_Supplied data_:
|---|
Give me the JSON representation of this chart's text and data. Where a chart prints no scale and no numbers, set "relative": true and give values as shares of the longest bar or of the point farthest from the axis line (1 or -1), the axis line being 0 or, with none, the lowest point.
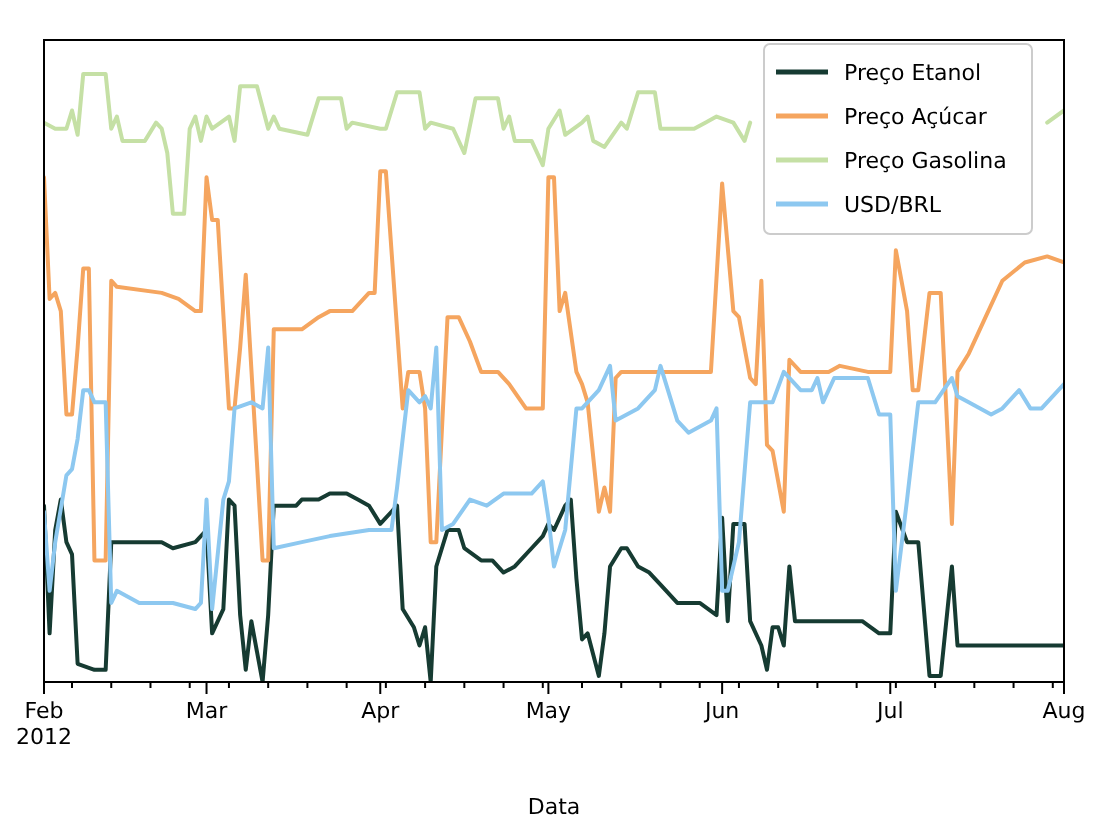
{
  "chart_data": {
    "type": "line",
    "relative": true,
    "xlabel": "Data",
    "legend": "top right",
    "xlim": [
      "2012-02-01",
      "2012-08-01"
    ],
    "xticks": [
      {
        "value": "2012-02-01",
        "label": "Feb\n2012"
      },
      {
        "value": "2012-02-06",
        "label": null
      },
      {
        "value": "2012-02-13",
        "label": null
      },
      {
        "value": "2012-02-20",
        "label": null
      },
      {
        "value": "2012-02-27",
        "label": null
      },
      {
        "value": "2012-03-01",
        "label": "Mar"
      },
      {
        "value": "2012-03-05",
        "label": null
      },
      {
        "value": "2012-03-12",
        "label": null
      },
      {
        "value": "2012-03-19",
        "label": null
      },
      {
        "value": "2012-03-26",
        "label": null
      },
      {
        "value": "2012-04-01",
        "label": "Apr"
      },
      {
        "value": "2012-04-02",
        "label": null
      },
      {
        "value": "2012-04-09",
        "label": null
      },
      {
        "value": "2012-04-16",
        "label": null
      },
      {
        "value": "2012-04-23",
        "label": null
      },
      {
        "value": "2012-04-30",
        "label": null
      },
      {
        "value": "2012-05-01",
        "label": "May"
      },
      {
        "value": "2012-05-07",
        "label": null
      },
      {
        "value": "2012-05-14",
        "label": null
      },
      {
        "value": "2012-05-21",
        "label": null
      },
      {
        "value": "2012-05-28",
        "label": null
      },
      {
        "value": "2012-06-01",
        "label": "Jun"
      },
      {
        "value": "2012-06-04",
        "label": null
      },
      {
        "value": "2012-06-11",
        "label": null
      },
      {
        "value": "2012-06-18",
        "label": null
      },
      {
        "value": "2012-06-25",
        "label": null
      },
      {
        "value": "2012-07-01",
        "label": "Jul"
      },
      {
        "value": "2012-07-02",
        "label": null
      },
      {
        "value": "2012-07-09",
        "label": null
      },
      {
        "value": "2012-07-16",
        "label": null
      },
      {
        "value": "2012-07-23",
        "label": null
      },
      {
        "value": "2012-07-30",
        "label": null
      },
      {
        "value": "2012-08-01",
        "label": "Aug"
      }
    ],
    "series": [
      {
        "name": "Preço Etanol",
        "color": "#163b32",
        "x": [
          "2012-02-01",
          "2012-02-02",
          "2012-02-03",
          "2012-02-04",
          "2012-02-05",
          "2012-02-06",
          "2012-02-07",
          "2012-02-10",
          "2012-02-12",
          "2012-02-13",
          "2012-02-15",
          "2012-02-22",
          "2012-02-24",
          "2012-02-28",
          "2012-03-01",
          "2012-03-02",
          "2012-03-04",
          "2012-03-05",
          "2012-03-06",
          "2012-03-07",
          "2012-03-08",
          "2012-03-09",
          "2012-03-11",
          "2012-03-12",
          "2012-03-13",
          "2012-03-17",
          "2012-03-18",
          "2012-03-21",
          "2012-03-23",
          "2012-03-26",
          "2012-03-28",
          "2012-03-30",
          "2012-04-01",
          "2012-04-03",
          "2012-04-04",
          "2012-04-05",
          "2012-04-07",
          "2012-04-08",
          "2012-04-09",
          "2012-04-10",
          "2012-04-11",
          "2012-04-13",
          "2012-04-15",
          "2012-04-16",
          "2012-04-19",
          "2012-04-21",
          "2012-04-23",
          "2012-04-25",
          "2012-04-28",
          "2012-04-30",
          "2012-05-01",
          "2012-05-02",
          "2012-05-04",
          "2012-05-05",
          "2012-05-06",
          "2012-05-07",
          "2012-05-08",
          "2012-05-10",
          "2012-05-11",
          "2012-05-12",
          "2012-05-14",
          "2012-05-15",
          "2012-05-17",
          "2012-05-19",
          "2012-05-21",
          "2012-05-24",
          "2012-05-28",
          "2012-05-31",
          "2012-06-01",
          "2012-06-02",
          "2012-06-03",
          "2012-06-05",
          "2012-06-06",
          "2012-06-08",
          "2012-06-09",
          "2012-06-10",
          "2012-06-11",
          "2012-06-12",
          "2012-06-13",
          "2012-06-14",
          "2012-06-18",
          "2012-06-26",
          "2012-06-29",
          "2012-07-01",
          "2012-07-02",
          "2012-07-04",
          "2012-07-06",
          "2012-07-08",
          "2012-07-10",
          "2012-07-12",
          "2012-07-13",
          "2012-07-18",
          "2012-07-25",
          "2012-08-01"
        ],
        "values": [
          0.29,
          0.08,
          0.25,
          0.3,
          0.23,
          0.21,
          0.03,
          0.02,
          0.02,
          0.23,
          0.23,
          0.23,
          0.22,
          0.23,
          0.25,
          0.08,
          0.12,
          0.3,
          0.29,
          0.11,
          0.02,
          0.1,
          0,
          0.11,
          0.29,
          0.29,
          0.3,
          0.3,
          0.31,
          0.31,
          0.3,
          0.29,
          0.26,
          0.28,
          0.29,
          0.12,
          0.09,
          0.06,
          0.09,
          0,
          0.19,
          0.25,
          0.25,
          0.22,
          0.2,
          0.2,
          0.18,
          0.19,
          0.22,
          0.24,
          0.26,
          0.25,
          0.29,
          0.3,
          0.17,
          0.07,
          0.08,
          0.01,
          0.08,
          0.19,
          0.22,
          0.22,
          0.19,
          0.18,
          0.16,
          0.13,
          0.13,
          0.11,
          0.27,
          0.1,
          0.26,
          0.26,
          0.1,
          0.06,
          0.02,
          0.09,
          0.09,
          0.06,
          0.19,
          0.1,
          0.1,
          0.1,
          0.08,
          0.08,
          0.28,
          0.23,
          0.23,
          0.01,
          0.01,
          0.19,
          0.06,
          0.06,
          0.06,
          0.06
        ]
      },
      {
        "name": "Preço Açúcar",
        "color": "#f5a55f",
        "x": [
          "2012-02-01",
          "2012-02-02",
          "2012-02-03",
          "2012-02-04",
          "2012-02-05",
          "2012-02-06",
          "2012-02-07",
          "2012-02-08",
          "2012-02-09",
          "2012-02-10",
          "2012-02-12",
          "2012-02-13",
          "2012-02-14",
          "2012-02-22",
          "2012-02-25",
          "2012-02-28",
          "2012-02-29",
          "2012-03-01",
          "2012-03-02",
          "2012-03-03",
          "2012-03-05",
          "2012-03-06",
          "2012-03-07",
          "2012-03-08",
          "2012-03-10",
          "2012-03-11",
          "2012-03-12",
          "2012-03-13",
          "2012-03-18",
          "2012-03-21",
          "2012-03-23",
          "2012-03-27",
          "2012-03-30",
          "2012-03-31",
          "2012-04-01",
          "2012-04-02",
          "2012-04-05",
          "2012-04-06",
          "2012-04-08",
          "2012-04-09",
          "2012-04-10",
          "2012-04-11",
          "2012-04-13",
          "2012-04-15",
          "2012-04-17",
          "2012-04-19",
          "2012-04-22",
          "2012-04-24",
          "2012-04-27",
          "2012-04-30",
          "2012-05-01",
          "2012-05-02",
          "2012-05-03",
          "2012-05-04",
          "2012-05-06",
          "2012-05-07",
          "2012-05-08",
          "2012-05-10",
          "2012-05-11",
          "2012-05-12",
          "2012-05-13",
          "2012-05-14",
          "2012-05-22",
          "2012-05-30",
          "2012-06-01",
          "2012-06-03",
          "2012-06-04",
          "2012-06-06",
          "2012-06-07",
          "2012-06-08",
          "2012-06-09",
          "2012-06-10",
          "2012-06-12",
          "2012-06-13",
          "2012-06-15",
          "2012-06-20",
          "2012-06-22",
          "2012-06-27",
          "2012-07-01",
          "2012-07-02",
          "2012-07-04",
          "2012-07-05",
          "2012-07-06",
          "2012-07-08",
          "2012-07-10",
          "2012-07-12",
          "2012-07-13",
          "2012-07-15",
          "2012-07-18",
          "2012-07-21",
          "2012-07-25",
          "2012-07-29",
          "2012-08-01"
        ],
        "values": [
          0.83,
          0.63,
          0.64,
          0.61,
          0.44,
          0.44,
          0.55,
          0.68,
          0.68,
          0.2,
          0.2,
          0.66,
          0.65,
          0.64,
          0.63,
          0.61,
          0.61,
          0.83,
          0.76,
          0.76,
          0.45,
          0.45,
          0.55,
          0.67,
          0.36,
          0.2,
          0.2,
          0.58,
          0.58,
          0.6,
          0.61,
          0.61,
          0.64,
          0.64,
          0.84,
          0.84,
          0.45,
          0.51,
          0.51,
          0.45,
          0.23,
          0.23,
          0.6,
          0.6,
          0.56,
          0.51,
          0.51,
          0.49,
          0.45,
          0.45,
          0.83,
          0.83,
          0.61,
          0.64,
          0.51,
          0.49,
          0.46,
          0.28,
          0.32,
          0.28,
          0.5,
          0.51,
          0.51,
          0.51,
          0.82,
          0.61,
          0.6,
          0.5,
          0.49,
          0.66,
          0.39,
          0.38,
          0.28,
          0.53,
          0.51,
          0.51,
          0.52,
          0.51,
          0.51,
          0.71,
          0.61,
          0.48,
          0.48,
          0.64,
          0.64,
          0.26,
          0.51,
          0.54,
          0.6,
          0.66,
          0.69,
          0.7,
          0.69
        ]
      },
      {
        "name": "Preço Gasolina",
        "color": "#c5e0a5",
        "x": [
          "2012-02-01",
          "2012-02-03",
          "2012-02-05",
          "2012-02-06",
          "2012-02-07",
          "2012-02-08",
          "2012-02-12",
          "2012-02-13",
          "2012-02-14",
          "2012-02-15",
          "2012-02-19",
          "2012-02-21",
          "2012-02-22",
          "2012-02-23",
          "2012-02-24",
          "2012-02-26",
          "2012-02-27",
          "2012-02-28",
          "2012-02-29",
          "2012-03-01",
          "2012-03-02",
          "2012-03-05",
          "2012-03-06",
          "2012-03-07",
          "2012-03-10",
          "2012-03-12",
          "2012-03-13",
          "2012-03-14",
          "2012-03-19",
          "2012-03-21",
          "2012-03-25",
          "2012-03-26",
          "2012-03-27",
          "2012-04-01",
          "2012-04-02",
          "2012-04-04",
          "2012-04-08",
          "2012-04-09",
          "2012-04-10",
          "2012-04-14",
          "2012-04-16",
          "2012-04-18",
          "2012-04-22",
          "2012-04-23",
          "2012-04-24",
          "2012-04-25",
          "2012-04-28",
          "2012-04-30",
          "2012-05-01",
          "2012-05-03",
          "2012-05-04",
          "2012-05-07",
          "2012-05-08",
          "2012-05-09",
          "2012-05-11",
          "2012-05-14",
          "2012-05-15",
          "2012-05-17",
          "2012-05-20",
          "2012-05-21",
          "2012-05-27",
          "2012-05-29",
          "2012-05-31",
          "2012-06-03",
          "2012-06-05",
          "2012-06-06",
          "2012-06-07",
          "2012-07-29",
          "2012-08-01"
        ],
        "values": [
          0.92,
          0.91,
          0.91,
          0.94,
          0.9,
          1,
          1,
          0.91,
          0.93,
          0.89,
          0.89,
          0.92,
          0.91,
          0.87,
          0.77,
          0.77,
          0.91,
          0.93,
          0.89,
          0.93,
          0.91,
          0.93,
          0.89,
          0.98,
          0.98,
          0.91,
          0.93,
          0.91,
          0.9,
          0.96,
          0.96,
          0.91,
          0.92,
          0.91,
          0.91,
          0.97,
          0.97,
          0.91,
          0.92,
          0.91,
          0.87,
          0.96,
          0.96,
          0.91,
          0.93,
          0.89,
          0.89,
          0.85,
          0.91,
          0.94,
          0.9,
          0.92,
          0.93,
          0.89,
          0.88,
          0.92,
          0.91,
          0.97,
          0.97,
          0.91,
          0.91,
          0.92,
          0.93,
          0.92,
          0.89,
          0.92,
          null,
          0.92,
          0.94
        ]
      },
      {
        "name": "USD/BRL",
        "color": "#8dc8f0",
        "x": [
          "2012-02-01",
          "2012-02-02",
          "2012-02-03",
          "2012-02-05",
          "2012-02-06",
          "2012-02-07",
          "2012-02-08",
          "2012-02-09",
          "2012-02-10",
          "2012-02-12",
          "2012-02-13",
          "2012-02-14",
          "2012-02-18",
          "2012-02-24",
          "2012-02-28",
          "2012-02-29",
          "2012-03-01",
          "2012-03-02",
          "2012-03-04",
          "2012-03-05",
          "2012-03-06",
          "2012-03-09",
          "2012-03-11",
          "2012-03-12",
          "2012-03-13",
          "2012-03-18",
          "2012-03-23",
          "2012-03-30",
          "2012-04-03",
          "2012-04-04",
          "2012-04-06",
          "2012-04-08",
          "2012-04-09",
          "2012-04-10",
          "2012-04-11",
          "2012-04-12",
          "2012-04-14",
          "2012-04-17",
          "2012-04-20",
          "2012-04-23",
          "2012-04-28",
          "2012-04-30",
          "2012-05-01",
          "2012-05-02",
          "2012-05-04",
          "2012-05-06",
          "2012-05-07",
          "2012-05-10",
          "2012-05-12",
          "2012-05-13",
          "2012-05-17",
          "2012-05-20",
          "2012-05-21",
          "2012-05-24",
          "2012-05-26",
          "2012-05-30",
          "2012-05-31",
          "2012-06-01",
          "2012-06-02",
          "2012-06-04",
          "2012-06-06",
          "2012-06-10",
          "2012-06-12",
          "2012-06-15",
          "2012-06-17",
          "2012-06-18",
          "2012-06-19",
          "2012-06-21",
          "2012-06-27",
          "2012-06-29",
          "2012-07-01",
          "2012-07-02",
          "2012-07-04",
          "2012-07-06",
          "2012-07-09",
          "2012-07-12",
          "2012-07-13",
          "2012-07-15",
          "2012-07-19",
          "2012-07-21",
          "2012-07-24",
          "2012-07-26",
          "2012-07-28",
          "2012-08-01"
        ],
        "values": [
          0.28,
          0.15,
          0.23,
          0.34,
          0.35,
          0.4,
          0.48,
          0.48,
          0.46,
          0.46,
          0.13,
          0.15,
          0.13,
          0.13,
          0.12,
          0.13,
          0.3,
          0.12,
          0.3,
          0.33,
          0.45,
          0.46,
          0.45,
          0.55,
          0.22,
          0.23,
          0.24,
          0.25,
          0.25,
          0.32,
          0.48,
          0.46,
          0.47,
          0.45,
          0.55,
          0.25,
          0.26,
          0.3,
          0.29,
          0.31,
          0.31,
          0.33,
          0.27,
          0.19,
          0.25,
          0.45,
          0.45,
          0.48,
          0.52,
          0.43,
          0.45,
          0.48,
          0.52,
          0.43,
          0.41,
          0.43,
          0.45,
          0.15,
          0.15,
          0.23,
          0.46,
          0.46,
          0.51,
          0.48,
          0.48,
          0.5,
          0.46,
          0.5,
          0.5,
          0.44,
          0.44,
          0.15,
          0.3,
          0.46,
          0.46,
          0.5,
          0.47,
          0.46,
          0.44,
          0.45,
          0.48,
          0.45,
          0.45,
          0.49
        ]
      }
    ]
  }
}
|---|
_Instructions for the task_: Using the material above, gather every line that includes "Preço".

_The reply_:
        "name": "Preço Etanol",
        "name": "Preço Açúcar",
        "name": "Preço Gasolina",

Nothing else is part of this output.